Supplied text
■ ■ ■
Skip to content

Batching — Interview Questions

Questions ranging from junior to staff. Each has a model answer, common wrong answers, and follow-up probes.


Junior

Q1. What is a batcher?

Model answer. A batcher is a piece of code that collects individual operations and flushes them as a single unit to a downstream sink. It amortises the fixed per-call cost (network round-trip, query parse) across many items. Two triggers: size (flush when N items have accumulated) and time (flush when D has elapsed).

Common wrong answers. - "A goroutine that processes items in parallel." (No — that is a worker pool.) - "A channel with a large buffer." (No — that is just a queue; a batcher groups items into calls.) - "Something Kafka does for you." (Kafka's producer does batch, but application-level batching is also a thing.)

Follow-up. What is the per-call cost? Connection lookup, parse, planning, round-trip. The thing that is independent of payload size.


Q2. Why do you need both size and time triggers?

Model answer. Size only: low-traffic items wait forever. Time only: high-traffic produces unbounded batches. Both ensure bounded latency and bounded batch size.

Common wrong answers. - "Time is for low load, size is for high load." (Half right; the full answer is that each fails in one regime.) - "Just to be safe." (Be specific.)

Follow-up. What happens with size only at 1 item per minute? The item waits indefinitely for 99 more.


Q3. Write a batcher with size and time triggers.

Model answer.

type Batcher struct {
    in       chan Item
    sink     Sink
    maxSize  int
    maxDelay time.Duration
    done     chan struct{}
}

func (b *Batcher) Add(item Item) { b.in <- item }

func (b *Batcher) run() {
    defer close(b.done)
    buf := make([]Item, 0, b.maxSize)
    ticker := time.NewTicker(b.maxDelay)
■ ■ ■
Stored items from a collection
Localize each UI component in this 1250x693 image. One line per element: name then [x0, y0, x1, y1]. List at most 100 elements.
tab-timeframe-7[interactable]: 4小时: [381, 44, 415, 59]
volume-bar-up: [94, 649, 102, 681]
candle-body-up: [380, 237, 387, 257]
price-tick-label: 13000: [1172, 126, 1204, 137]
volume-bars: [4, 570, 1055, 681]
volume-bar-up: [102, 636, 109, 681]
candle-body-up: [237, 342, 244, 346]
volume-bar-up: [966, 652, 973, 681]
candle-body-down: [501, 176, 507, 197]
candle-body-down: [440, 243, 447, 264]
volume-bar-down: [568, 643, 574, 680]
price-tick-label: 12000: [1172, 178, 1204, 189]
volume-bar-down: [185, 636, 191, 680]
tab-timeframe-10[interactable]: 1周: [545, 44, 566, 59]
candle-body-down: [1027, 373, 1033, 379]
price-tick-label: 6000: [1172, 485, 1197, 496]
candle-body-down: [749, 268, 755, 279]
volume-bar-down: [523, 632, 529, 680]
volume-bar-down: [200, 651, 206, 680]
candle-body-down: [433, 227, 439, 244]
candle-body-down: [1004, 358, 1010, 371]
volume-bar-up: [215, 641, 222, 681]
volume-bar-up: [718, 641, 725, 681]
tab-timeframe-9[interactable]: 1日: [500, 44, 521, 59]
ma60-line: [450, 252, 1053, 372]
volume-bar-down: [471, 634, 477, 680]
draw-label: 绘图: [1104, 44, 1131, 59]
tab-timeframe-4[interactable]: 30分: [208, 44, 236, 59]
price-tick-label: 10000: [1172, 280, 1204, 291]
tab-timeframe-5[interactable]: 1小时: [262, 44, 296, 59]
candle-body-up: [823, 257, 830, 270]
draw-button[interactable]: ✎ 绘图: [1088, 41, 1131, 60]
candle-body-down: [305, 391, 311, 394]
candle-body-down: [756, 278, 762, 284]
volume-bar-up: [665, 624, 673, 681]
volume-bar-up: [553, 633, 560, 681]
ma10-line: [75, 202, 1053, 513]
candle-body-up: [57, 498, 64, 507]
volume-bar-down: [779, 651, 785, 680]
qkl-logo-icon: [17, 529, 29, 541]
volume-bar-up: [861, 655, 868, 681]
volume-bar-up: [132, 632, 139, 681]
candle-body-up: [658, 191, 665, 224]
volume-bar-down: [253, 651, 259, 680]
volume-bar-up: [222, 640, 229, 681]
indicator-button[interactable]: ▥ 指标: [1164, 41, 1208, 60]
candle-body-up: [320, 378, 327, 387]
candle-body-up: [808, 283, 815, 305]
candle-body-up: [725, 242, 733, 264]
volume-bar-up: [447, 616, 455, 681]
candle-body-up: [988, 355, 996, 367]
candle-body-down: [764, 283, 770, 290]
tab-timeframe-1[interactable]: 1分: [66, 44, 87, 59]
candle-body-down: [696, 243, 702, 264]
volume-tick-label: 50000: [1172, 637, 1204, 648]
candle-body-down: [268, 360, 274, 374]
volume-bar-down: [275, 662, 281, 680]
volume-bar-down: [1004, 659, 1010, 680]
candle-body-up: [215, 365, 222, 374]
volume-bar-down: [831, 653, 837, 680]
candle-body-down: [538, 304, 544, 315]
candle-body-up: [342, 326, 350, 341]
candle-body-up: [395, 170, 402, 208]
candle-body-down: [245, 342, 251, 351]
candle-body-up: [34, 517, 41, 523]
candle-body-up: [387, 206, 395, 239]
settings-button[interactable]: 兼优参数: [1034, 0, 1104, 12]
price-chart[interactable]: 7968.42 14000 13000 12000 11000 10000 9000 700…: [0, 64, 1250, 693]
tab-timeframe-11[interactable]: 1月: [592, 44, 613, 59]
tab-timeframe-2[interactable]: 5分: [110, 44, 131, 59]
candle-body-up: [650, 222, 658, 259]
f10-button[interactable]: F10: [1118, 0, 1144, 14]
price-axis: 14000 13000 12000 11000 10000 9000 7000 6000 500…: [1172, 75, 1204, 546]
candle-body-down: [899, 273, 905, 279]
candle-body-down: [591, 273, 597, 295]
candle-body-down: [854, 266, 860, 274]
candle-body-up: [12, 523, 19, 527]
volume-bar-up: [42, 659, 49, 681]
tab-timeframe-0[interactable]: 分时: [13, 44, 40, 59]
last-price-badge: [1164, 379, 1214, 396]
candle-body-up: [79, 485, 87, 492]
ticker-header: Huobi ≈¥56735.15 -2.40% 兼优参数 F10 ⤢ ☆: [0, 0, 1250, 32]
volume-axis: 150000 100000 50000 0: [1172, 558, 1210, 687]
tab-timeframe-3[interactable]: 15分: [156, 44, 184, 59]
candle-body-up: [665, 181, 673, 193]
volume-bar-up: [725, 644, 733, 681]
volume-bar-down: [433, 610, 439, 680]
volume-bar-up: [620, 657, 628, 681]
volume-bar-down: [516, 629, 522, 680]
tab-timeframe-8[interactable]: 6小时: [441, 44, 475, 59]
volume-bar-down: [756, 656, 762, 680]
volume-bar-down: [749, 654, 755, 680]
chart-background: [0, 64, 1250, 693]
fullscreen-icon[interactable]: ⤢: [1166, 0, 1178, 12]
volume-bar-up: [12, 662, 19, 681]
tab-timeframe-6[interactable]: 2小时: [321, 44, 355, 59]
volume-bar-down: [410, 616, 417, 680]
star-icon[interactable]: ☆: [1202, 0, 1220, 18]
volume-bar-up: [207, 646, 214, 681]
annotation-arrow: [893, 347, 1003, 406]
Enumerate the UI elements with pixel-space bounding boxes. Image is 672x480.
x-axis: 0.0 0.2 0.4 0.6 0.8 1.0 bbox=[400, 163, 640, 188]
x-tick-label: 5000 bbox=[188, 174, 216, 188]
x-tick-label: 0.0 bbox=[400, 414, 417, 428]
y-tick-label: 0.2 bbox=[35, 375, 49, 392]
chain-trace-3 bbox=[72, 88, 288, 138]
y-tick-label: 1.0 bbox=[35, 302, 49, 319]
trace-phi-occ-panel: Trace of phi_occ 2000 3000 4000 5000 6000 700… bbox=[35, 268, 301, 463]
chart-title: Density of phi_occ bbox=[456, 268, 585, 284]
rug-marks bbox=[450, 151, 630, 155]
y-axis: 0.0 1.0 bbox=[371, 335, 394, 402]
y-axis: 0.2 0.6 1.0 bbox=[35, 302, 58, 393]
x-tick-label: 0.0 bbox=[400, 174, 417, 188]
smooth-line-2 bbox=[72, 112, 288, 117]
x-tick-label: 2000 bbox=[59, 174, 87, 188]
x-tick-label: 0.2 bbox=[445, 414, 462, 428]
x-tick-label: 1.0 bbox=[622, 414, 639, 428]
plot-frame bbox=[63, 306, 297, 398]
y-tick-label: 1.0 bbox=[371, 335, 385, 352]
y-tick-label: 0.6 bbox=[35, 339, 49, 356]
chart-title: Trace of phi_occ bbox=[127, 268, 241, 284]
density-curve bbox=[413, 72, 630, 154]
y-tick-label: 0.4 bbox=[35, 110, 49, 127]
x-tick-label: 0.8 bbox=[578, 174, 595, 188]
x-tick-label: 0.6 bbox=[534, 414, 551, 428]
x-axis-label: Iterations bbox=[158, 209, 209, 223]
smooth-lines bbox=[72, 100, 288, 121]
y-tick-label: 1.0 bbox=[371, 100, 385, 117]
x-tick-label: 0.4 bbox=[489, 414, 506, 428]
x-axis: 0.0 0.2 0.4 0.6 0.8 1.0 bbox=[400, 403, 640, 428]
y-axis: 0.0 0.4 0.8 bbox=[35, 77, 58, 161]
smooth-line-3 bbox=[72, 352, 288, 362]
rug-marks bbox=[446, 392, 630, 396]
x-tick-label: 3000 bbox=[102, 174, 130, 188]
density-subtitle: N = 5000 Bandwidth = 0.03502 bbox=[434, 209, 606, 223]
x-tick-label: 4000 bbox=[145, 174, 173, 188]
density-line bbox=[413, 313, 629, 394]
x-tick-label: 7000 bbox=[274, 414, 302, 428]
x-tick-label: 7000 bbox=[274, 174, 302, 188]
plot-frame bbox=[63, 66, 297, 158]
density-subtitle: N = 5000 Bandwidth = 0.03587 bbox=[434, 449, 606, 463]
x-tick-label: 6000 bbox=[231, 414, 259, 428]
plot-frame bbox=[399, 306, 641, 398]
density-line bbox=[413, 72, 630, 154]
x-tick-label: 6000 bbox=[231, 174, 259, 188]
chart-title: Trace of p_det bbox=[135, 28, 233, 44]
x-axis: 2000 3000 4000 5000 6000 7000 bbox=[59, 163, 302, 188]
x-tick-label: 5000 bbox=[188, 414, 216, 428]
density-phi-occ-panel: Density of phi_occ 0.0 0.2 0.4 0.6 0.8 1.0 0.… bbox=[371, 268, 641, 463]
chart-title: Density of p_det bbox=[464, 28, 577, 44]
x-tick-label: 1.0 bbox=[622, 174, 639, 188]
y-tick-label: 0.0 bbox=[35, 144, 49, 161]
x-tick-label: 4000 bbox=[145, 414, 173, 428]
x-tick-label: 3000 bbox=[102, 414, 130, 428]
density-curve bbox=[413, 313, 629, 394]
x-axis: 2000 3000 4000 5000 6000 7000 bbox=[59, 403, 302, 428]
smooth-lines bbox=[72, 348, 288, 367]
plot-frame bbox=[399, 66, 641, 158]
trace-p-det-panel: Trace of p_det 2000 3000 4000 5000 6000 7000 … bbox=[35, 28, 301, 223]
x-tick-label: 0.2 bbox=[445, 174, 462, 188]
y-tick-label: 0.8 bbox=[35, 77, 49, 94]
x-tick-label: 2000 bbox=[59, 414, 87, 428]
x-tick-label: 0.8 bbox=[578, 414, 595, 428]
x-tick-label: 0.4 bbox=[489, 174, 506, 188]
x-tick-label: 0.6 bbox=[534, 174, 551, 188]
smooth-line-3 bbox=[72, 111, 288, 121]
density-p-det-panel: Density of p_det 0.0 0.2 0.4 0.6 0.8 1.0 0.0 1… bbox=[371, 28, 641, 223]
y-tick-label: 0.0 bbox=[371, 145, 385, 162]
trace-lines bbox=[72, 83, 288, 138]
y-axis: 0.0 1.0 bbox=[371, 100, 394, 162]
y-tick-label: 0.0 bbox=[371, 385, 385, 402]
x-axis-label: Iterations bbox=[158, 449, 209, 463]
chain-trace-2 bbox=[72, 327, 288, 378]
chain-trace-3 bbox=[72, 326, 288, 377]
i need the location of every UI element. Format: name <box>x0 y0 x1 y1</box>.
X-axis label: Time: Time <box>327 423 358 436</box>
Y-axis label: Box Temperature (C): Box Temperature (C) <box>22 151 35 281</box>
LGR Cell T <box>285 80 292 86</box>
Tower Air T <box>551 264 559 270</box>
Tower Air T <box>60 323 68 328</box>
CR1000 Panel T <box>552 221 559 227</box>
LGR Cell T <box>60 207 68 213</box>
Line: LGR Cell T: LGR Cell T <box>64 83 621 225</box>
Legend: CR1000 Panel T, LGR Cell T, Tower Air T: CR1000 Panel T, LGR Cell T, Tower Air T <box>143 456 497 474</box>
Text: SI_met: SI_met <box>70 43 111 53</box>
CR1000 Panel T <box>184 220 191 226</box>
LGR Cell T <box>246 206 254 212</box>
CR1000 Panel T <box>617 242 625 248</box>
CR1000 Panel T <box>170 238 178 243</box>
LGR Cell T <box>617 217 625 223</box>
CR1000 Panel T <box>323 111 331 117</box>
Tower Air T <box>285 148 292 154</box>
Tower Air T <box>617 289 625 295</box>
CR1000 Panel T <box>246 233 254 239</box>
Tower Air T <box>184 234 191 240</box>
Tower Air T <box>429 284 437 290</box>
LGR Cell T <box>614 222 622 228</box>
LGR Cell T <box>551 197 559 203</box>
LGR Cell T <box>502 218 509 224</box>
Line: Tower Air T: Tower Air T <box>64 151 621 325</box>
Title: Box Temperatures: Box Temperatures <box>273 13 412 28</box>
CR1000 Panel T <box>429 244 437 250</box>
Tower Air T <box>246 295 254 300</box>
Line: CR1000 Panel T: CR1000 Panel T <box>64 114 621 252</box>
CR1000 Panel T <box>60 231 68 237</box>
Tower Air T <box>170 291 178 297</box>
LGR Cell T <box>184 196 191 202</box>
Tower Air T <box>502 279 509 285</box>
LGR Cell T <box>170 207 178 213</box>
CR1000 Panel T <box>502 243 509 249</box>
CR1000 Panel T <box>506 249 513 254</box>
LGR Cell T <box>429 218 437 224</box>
■ ■ ■
Direction A
Answer these questions about the batching text:
(i) What two triggers for flushing does the Q1 model answer name?
(ii) According to Q2, what does high traffic produce when only a time trigger is used?
(iii) What type is the maxDelay field in the Batcher struct of Q3?
Direction B
Return, unchanged, everything in the listing from its first line down to the line containing "ma60-line: [450, 252, 1053, 372]", with both ends included.

Result A
(i) Size (flush when N items have accumulated) and time (flush when D has elapsed).
(ii) Unbounded batches.
(iii) time.Duration.

Result B
Localize each UI component in this 1250x693 image. One line per element: name then [x0, y0, x1, y1]. List at most 100 elements.
tab-timeframe-7[interactable]: 4小时: [381, 44, 415, 59]
volume-bar-up: [94, 649, 102, 681]
candle-body-up: [380, 237, 387, 257]
price-tick-label: 13000: [1172, 126, 1204, 137]
volume-bars: [4, 570, 1055, 681]
volume-bar-up: [102, 636, 109, 681]
candle-body-up: [237, 342, 244, 346]
volume-bar-up: [966, 652, 973, 681]
candle-body-down: [501, 176, 507, 197]
candle-body-down: [440, 243, 447, 264]
volume-bar-down: [568, 643, 574, 680]
price-tick-label: 12000: [1172, 178, 1204, 189]
volume-bar-down: [185, 636, 191, 680]
tab-timeframe-10[interactable]: 1周: [545, 44, 566, 59]
candle-body-down: [1027, 373, 1033, 379]
price-tick-label: 6000: [1172, 485, 1197, 496]
candle-body-down: [749, 268, 755, 279]
volume-bar-down: [523, 632, 529, 680]
volume-bar-down: [200, 651, 206, 680]
candle-body-down: [433, 227, 439, 244]
candle-body-down: [1004, 358, 1010, 371]
volume-bar-up: [215, 641, 222, 681]
volume-bar-up: [718, 641, 725, 681]
tab-timeframe-9[interactable]: 1日: [500, 44, 521, 59]
ma60-line: [450, 252, 1053, 372]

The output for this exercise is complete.